-- START OF Extracted data --

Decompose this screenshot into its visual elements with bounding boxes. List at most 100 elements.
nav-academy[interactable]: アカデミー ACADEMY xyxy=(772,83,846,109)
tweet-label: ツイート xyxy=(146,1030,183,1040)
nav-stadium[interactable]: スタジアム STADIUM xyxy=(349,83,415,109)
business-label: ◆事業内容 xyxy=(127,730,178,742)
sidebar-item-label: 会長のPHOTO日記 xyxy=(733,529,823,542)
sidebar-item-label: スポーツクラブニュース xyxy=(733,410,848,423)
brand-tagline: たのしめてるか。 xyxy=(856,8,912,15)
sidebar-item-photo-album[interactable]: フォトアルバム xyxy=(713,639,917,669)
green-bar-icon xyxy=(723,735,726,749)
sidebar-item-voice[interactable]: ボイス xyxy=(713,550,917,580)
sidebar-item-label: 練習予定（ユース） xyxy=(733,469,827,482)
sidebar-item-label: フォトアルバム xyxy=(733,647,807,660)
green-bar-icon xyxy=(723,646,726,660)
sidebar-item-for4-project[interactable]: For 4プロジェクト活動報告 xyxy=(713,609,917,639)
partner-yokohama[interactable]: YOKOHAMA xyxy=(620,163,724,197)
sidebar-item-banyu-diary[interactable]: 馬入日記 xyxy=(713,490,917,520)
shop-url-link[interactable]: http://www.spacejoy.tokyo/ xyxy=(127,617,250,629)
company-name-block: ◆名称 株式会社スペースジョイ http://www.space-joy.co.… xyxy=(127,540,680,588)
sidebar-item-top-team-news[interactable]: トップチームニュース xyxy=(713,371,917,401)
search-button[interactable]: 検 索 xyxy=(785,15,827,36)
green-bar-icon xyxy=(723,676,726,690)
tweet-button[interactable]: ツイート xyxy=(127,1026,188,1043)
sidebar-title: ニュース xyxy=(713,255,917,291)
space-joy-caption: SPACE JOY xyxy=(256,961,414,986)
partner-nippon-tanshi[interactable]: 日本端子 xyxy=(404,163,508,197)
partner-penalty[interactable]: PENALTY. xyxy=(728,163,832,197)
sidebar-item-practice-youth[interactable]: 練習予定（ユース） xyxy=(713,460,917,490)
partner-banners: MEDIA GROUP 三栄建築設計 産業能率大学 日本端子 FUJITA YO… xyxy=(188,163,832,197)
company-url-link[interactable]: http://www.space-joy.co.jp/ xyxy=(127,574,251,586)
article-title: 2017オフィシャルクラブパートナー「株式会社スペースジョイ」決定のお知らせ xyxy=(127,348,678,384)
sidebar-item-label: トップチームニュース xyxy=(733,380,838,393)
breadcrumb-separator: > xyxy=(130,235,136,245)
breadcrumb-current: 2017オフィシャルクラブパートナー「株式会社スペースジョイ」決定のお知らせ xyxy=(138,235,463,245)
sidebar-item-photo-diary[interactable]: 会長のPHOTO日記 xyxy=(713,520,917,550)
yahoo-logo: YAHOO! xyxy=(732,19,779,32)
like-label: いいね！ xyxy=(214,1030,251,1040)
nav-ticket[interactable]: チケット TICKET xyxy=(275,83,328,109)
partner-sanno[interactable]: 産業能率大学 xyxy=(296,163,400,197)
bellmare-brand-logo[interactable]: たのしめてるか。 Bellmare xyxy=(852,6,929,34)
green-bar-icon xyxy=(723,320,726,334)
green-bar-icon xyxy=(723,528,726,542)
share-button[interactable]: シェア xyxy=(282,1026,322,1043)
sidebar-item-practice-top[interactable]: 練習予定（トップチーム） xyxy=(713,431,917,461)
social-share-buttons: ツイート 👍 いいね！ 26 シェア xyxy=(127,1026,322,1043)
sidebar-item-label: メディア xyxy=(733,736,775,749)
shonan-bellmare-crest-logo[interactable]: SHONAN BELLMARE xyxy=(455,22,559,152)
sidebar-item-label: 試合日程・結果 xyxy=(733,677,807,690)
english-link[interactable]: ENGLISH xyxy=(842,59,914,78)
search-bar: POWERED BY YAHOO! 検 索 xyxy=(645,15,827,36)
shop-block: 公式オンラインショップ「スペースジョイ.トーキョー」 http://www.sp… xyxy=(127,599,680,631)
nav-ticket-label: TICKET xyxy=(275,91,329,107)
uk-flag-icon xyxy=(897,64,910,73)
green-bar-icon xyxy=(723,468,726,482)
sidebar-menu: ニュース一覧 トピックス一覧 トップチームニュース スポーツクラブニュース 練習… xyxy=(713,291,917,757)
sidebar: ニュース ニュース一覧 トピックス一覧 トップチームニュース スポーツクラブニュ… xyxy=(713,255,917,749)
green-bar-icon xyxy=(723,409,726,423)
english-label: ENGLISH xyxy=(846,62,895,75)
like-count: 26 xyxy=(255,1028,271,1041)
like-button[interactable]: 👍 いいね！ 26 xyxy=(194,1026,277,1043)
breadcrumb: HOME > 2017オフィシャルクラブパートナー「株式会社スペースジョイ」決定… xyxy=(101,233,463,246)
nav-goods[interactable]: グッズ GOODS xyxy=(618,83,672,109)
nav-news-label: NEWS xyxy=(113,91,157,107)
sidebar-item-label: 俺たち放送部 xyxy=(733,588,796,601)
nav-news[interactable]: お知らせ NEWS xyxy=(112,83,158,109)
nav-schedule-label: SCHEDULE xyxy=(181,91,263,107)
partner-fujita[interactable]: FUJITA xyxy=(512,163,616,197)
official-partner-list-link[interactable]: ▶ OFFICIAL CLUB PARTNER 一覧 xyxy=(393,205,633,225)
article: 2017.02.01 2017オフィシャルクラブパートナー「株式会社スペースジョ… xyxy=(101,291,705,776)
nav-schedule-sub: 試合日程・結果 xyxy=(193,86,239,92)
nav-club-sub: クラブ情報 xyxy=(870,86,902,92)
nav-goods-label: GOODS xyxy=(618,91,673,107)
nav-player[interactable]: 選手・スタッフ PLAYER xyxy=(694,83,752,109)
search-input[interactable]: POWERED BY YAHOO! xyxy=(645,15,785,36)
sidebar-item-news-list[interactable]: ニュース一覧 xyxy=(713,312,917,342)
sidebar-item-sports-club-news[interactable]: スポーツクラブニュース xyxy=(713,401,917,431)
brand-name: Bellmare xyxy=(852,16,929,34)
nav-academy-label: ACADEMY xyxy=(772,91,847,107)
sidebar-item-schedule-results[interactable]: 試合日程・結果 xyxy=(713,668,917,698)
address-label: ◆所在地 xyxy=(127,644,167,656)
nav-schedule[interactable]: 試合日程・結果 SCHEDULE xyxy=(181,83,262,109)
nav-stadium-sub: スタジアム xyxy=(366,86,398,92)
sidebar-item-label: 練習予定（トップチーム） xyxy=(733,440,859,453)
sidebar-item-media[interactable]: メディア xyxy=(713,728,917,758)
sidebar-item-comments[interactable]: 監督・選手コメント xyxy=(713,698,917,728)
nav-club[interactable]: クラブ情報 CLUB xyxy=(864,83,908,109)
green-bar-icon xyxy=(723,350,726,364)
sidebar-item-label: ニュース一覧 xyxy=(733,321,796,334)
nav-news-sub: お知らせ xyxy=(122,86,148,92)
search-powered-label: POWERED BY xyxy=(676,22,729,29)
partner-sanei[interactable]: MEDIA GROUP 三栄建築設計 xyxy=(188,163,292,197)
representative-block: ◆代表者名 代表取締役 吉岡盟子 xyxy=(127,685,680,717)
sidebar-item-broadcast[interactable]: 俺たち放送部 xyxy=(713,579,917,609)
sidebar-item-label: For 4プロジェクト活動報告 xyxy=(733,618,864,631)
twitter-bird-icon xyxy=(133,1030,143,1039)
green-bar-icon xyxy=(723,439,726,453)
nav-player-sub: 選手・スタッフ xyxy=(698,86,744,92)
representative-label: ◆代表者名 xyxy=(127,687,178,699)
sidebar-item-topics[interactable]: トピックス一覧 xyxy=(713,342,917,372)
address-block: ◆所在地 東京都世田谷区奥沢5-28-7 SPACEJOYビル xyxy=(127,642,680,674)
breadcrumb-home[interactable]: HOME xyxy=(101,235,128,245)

-- END OF Extracted data --

Pick out every row above containing the string "link" and copy each one in full.

### Result for this task:
shop-url-link[interactable]: http://www.spacejoy.tokyo/ xyxy=(127,617,250,629)
company-url-link[interactable]: http://www.space-joy.co.jp/ xyxy=(127,574,251,586)
english-link[interactable]: ENGLISH xyxy=(842,59,914,78)
official-partner-list-link[interactable]: ▶ OFFICIAL CLUB PARTNER 一覧 xyxy=(393,205,633,225)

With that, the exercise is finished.